__What you need to do__.
Using the listing below, select the lines with the word "text" and copy them.

(Collected data)
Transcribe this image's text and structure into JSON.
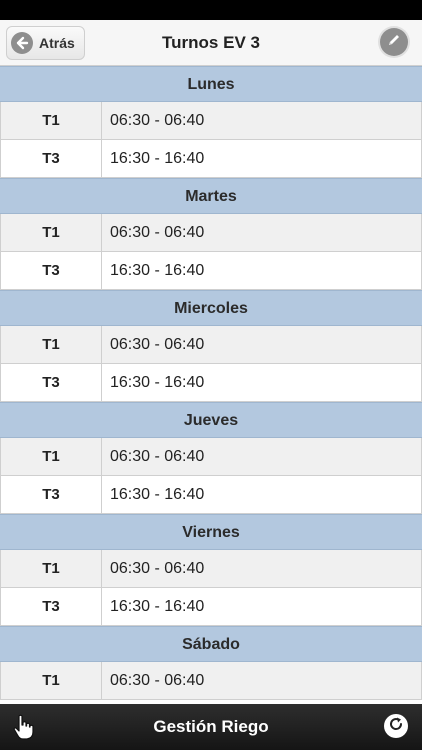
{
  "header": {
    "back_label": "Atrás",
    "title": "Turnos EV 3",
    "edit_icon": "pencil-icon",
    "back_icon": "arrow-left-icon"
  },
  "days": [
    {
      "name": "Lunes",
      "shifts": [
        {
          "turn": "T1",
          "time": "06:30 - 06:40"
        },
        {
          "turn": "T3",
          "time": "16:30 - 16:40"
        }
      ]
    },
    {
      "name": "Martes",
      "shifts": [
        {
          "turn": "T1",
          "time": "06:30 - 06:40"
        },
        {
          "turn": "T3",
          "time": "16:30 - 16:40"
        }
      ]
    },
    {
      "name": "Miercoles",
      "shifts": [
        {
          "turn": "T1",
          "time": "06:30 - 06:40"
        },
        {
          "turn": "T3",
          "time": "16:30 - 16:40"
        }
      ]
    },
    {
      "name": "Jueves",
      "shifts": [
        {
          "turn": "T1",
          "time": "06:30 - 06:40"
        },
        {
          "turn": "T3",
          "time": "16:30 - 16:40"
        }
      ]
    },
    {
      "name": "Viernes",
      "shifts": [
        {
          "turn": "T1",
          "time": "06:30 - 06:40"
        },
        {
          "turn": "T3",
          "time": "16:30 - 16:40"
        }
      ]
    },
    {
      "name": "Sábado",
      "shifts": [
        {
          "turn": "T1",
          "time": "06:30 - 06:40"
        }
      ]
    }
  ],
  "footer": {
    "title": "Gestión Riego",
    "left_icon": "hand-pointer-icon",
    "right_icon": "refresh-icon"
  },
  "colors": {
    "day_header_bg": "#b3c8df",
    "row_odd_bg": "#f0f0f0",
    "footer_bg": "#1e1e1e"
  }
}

...

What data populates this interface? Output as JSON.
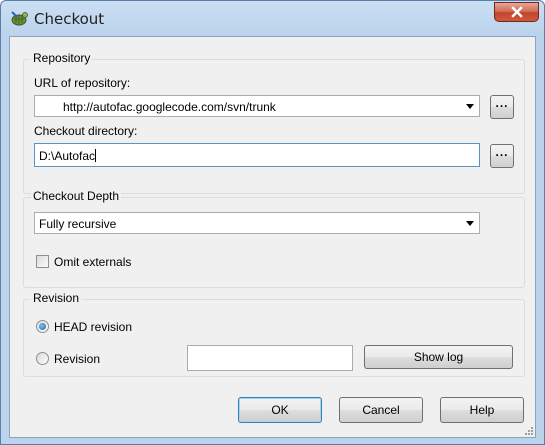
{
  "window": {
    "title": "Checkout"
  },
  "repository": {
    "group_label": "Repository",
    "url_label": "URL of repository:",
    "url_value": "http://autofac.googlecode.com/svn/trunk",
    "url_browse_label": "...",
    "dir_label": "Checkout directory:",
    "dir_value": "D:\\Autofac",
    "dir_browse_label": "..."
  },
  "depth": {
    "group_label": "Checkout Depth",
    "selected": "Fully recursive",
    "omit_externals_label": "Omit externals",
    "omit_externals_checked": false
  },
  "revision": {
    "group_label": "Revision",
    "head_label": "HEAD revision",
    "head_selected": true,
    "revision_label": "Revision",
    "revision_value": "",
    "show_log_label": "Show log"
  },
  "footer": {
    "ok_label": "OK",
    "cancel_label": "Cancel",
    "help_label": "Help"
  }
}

--

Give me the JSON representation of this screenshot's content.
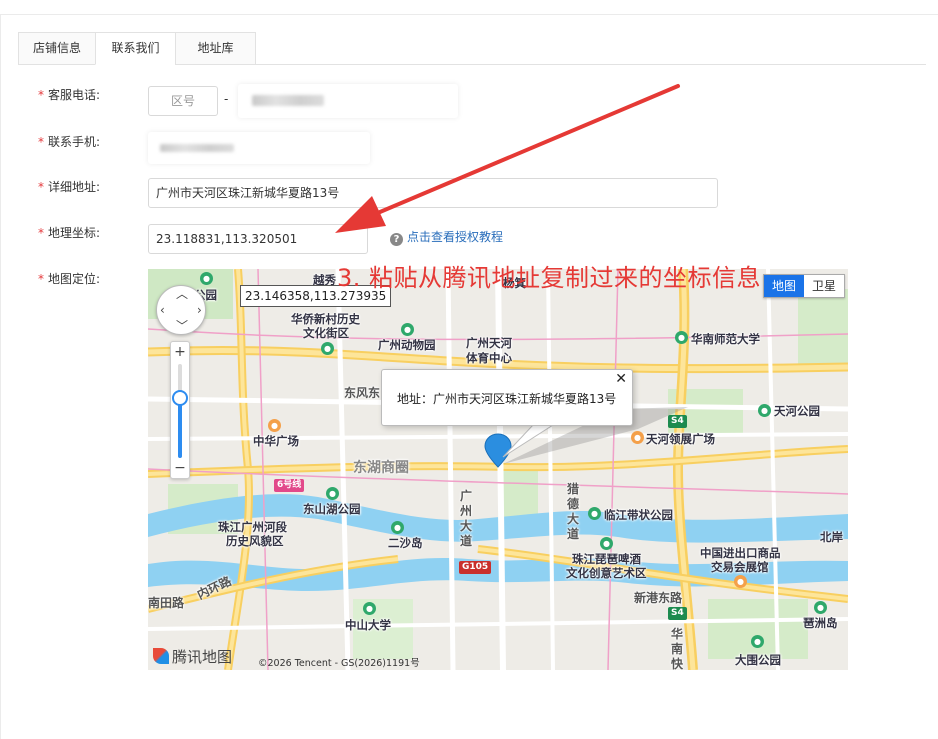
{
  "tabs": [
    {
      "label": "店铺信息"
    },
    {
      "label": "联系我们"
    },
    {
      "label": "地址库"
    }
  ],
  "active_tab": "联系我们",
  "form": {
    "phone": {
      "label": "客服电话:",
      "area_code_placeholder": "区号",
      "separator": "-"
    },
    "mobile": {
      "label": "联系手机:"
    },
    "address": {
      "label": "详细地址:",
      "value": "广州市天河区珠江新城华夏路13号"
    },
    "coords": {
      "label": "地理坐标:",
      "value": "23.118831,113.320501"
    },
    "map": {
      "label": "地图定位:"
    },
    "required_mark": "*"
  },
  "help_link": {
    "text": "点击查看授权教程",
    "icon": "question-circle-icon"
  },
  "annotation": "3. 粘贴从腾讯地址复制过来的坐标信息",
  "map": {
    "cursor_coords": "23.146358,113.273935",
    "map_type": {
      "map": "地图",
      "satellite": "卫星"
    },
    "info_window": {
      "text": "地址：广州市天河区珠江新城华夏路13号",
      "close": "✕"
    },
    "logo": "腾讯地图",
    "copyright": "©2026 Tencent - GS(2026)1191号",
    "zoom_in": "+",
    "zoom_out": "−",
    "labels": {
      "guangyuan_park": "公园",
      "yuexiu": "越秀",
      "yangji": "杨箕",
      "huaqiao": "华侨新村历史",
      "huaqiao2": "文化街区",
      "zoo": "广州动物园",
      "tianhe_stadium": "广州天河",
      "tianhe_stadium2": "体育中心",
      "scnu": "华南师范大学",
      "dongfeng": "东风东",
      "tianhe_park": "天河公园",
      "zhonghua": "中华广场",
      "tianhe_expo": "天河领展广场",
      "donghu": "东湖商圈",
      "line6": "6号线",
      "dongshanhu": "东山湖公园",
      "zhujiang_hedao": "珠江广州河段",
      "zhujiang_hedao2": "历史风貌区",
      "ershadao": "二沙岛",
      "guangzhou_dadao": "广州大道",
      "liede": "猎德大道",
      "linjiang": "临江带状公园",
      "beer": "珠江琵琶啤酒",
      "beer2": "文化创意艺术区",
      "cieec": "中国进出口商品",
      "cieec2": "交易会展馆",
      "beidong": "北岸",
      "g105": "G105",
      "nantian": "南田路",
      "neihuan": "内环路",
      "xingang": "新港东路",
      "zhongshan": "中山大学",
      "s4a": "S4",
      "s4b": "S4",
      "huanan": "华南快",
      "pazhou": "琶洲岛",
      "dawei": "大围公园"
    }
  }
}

__Written answer__.
Transcribe this image's text and structure into JSON.
    "text": "点击查看授权教程",
      "text": "地址：广州市天河区珠江新城华夏路13号",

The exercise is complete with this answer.